THE REQUEST: Where a line of the listing below includes the word "this", reproduce that line.

INFORMATION SUPPLIED:
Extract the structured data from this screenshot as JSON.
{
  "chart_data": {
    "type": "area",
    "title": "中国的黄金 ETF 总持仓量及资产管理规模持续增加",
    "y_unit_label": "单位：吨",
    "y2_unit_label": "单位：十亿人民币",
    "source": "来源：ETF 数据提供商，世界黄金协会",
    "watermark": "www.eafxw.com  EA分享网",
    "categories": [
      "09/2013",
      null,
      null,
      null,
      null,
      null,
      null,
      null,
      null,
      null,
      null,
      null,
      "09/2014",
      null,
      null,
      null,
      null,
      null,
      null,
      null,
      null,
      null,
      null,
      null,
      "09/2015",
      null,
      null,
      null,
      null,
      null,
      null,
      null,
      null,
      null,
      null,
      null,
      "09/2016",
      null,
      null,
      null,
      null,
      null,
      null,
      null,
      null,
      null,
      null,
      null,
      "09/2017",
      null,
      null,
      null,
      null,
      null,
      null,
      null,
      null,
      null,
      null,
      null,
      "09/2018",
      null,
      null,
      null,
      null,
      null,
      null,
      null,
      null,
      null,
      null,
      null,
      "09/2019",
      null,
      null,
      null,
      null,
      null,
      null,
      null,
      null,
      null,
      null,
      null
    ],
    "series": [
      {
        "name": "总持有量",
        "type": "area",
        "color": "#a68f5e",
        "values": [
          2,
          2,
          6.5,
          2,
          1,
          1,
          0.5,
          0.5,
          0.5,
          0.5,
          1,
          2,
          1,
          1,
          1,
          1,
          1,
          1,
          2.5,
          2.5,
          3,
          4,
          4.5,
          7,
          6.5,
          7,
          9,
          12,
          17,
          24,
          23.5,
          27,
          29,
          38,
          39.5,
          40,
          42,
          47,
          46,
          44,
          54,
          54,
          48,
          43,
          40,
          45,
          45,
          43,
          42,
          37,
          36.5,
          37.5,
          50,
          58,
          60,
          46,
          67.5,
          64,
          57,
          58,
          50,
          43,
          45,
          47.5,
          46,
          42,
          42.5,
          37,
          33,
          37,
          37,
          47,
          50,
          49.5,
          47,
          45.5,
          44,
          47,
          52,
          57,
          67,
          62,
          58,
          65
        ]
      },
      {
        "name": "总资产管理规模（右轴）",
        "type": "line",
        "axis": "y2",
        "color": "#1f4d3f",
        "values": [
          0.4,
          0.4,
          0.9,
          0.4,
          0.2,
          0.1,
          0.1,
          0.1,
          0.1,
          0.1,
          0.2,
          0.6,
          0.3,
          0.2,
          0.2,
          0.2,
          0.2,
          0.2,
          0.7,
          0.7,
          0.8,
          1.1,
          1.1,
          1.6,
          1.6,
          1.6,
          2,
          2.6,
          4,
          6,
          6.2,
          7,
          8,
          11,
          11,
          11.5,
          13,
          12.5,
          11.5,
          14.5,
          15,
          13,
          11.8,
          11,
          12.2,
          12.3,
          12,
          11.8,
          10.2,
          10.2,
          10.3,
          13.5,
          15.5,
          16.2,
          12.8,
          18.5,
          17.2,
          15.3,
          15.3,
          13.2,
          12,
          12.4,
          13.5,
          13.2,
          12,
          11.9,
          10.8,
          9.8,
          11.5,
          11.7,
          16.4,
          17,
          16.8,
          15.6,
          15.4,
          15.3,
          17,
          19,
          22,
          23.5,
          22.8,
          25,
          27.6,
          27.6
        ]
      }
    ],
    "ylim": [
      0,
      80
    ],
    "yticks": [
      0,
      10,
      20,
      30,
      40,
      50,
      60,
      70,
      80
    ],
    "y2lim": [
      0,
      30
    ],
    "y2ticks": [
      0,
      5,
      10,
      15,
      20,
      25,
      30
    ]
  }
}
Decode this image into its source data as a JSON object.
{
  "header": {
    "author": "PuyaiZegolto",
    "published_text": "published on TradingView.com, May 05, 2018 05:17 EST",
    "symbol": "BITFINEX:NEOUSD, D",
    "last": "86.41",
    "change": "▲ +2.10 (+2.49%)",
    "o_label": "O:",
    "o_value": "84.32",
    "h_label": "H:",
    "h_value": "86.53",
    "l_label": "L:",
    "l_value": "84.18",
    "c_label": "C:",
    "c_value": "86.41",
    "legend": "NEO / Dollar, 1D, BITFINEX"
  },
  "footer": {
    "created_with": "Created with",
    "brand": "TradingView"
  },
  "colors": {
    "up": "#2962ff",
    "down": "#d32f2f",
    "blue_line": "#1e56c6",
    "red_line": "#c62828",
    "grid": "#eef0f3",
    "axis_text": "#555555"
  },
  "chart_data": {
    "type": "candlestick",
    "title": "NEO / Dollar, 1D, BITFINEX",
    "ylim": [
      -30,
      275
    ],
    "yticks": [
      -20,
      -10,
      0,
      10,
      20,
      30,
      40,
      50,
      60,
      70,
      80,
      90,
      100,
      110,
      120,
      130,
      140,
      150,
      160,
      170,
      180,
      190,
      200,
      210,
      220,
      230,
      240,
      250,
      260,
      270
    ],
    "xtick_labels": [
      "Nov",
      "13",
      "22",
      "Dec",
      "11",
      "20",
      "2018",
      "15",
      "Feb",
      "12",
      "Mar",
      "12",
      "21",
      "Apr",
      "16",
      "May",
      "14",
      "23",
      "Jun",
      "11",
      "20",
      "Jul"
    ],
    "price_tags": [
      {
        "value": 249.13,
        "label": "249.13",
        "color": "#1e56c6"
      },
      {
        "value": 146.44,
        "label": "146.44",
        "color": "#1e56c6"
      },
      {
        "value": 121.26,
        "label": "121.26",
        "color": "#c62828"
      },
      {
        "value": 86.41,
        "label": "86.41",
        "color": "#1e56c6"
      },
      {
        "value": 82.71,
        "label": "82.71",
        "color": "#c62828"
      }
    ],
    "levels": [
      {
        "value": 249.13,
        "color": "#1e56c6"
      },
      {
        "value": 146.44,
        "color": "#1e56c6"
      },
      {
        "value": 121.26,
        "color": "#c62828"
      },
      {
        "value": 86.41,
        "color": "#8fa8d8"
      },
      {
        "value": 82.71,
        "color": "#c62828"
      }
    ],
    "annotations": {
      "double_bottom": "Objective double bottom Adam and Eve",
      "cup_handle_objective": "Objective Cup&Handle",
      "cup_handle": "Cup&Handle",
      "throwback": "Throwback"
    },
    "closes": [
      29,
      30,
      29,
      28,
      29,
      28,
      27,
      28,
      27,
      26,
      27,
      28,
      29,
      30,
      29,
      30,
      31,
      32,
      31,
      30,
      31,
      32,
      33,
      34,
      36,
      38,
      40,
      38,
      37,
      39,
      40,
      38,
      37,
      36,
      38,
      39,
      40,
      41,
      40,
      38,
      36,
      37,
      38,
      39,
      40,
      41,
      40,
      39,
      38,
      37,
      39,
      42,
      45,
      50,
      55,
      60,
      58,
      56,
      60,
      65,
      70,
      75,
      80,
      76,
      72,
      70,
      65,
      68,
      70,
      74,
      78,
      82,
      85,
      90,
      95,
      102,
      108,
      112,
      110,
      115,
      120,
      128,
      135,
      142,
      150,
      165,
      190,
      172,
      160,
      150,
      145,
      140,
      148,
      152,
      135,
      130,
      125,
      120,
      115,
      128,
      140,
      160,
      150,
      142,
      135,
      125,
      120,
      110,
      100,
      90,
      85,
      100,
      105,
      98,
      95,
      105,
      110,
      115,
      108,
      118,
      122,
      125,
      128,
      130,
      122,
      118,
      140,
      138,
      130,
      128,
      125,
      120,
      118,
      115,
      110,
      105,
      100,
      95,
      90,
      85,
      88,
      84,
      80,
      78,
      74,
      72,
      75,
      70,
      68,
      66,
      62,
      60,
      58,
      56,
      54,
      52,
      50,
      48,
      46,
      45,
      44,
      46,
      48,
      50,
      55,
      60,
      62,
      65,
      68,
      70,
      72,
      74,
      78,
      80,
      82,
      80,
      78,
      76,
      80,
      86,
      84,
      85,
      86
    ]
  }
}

REPLY:
Extract the structured data from this screenshot as JSON.
Decode this image into its source data as a JSON object.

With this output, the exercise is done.